Quote every line below exactly and skip any picture.

Items from a data source
——————

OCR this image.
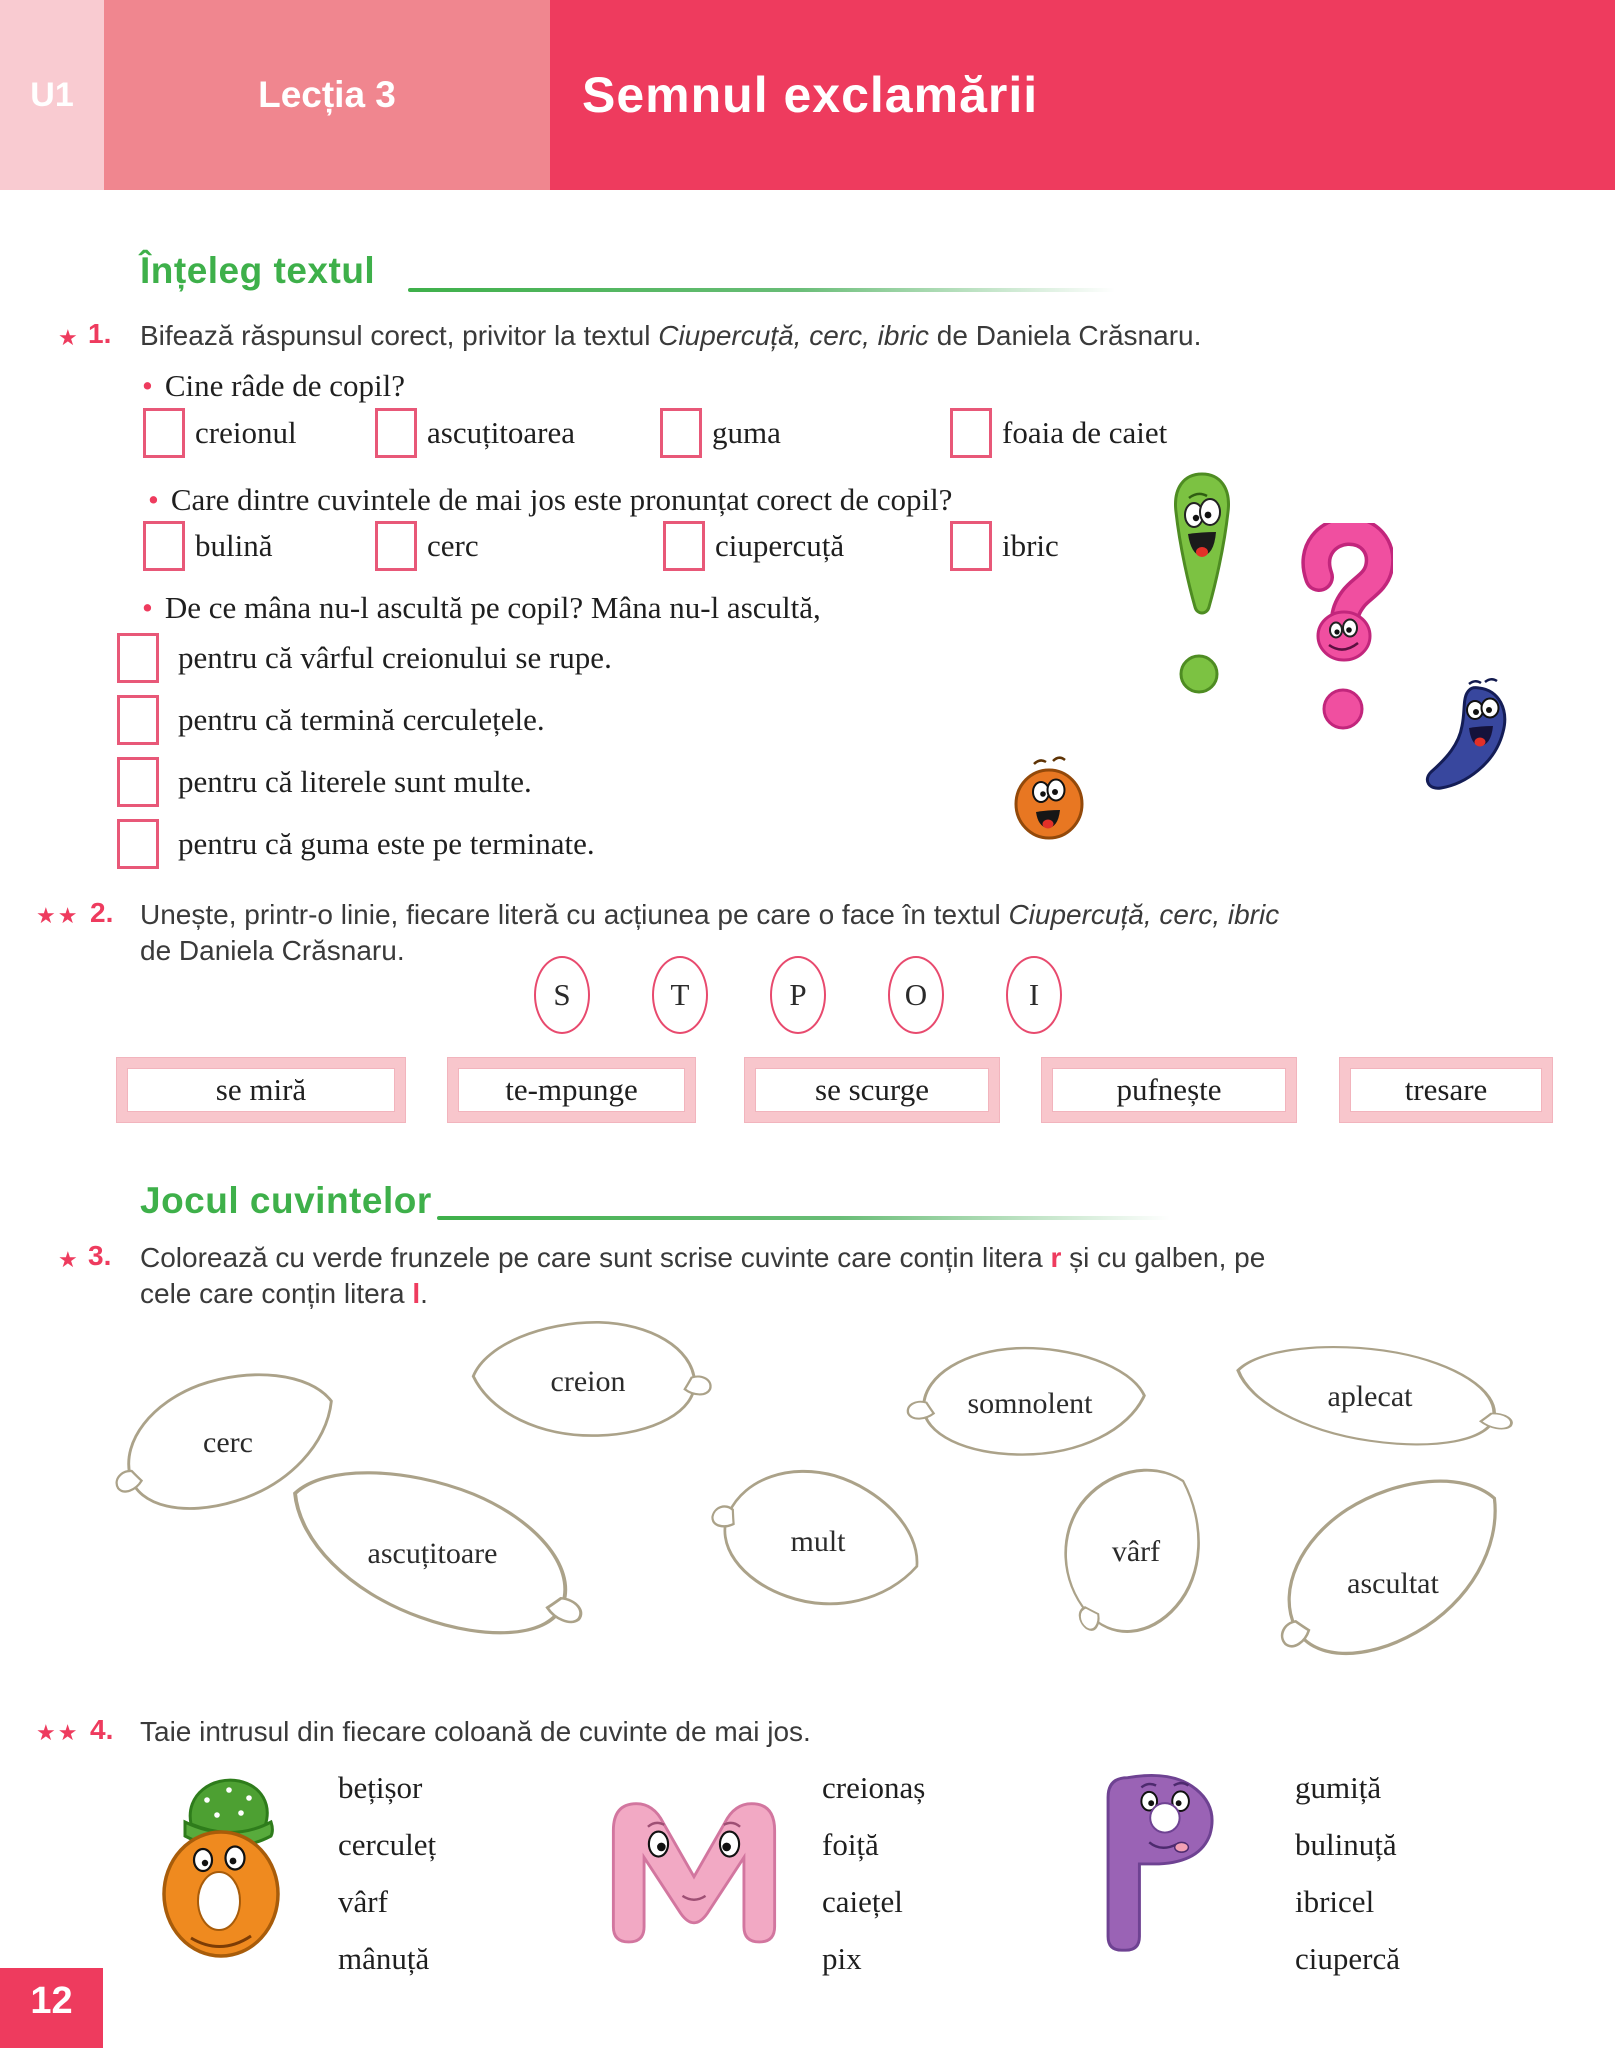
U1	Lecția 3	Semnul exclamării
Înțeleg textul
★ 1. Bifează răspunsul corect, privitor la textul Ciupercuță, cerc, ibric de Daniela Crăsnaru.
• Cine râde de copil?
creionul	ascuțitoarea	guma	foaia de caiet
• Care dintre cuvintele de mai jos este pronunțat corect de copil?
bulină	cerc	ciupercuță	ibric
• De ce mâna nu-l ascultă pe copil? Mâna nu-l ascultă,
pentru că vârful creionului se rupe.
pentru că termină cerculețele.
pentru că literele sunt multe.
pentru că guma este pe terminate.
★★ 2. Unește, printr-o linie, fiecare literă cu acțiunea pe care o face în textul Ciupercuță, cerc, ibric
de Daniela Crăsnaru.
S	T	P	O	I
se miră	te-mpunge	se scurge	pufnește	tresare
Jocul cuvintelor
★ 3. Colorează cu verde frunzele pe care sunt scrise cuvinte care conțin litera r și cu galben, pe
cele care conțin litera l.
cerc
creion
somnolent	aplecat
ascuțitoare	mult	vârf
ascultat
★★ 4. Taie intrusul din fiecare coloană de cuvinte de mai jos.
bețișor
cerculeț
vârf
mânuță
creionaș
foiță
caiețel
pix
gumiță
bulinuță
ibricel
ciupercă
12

——————

### SOLUTION TO THE EXERCISE
OCR this image.
U1	Lecția 3	Semnul exclamării
Înțeleg textul
★ 1. Bifează răspunsul corect, privitor la textul Ciupercuță, cerc, ibric de Daniela Crăsnaru.
• Cine râde de copil?
creionul	ascuțitoarea	guma	foaia de caiet
• Care dintre cuvintele de mai jos este pronunțat corect de copil?
bulină	cerc	ciupercuță	ibric
• De ce mâna nu-l ascultă pe copil? Mâna nu-l ascultă,
pentru că vârful creionului se rupe.
pentru că termină cerculețele.
pentru că literele sunt multe.
pentru că guma este pe terminate.
★★ 2. Unește, printr-o linie, fiecare literă cu acțiunea pe care o face în textul Ciupercuță, cerc, ibric
de Daniela Crăsnaru.
S	T	P	O	I
se miră	te-mpunge	se scurge	pufnește	tresare
Jocul cuvintelor
★ 3. Colorează cu verde frunzele pe care sunt scrise cuvinte care conțin litera r și cu galben, pe
cele care conțin litera l.
cerc
creion
somnolent	aplecat
ascuțitoare	mult	vârf
ascultat
★★ 4. Taie intrusul din fiecare coloană de cuvinte de mai jos.
bețișor
cerculeț
vârf
mânuță
creionaș
foiță
caiețel
pix
gumiță
bulinuță
ibricel
ciupercă
12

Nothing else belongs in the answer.